Extracts from a graphics dataset:
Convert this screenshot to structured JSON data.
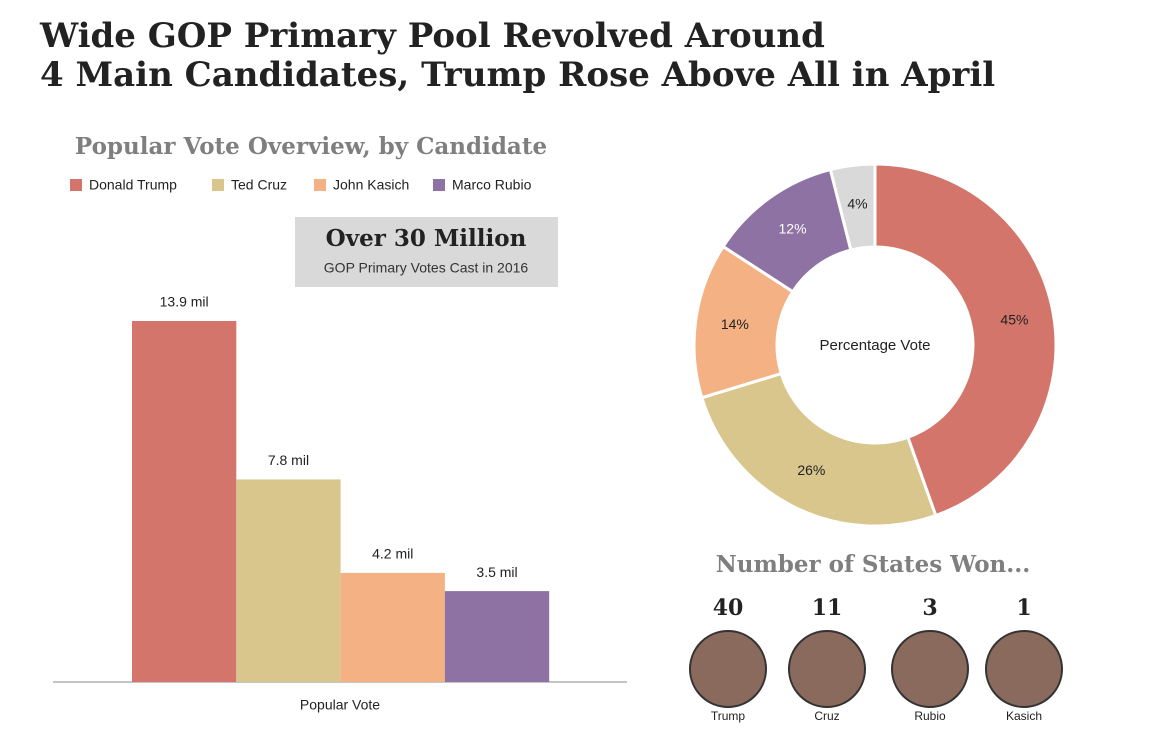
{
  "title": [
    "Wide GOP Primary Pool Revolved Around",
    "4 Main Candidates, Trump Rose Above All in April"
  ],
  "chart_data": [
    {
      "type": "bar",
      "title": "Popular Vote Overview, by Candidate",
      "categories": [
        "Popular Vote"
      ],
      "series": [
        {
          "name": "Donald Trump",
          "color": "#d4756b",
          "values": [
            13.9
          ],
          "value_labels": [
            "13.9 mil"
          ]
        },
        {
          "name": "Ted Cruz",
          "color": "#d9c68c",
          "values": [
            7.8
          ],
          "value_labels": [
            "7.8 mil"
          ]
        },
        {
          "name": "John Kasich",
          "color": "#f4b183",
          "values": [
            4.2
          ],
          "value_labels": [
            "4.2 mil"
          ]
        },
        {
          "name": "Marco Rubio",
          "color": "#8e72a4",
          "values": [
            3.5
          ],
          "value_labels": [
            "3.5  mil"
          ]
        }
      ],
      "annotation": {
        "headline": "Over 30 Million",
        "text": "GOP Primary Votes Cast in 2016"
      }
    },
    {
      "type": "pie",
      "center_label": "Percentage Vote",
      "values": [
        45,
        26,
        14,
        12,
        4
      ],
      "value_labels": [
        "45%",
        "26%",
        "14%",
        "12%",
        "4%"
      ],
      "colors": [
        "#d4756b",
        "#d9c68c",
        "#f4b183",
        "#8e72a4",
        "#d9d9d9"
      ]
    }
  ],
  "states_won": {
    "title": "Number of States Won...",
    "candidates": [
      {
        "count": "40",
        "name": "Trump"
      },
      {
        "count": "11",
        "name": "Cruz"
      },
      {
        "count": "3",
        "name": "Rubio"
      },
      {
        "count": "1",
        "name": "Kasich"
      }
    ]
  }
}
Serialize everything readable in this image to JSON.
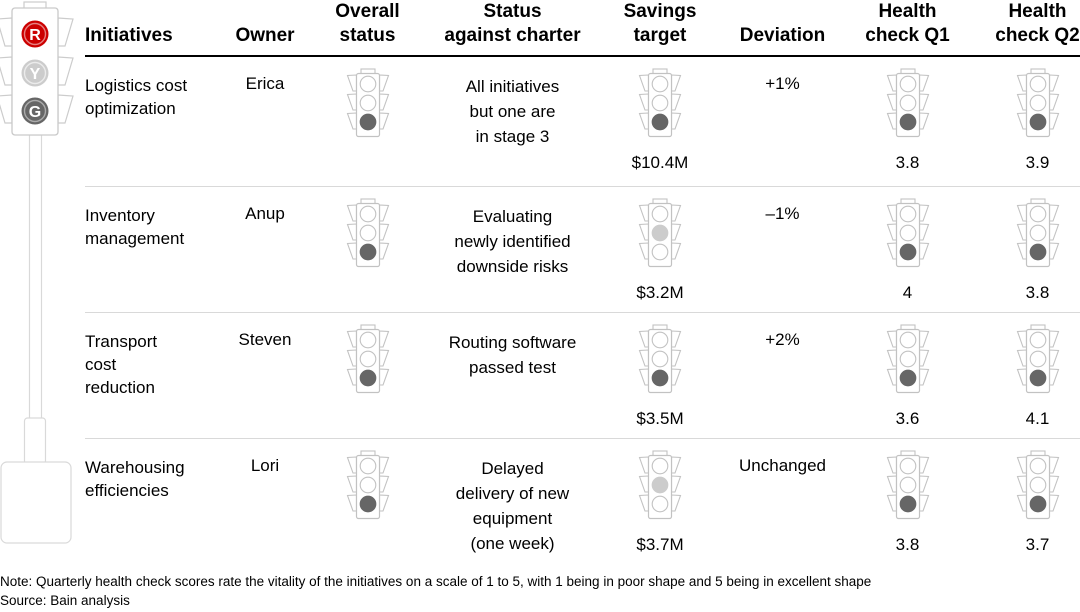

--- WHAT IS BEING ASKED ---
Pictures are excluded; copy every other part of the records exactly.

--- RESULT OF THIS TASK ---
Convert this screenshot to structured JSON data.
{
  "title": [
    "Wide GOP Primary Pool Revolved Around",
    "4 Main Candidates, Trump Rose Above All in April"
  ],
  "chart_data": [
    {
      "type": "bar",
      "title": "Popular Vote Overview, by Candidate",
      "categories": [
        "Popular Vote"
      ],
      "series": [
        {
          "name": "Donald Trump",
          "color": "#d4756b",
          "values": [
            13.9
          ],
          "value_labels": [
            "13.9 mil"
          ]
        },
        {
          "name": "Ted Cruz",
          "color": "#d9c68c",
          "values": [
            7.8
          ],
          "value_labels": [
            "7.8 mil"
          ]
        },
        {
          "name": "John Kasich",
          "color": "#f4b183",
          "values": [
            4.2
          ],
          "value_labels": [
            "4.2 mil"
          ]
        },
        {
          "name": "Marco Rubio",
          "color": "#8e72a4",
          "values": [
            3.5
          ],
          "value_labels": [
            "3.5  mil"
          ]
        }
      ],
      "annotation": {
        "headline": "Over 30 Million",
        "text": "GOP Primary Votes Cast in 2016"
      }
    },
    {
      "type": "pie",
      "center_label": "Percentage Vote",
      "values": [
        45,
        26,
        14,
        12,
        4
      ],
      "value_labels": [
        "45%",
        "26%",
        "14%",
        "12%",
        "4%"
      ],
      "colors": [
        "#d4756b",
        "#d9c68c",
        "#f4b183",
        "#8e72a4",
        "#d9d9d9"
      ]
    }
  ],
  "states_won": {
    "title": "Number of States Won...",
    "candidates": [
      {
        "count": "40",
        "name": "Trump"
      },
      {
        "count": "11",
        "name": "Cruz"
      },
      {
        "count": "3",
        "name": "Rubio"
      },
      {
        "count": "1",
        "name": "Kasich"
      }
    ]
  }
}
Serialize everything readable in this image to JSON.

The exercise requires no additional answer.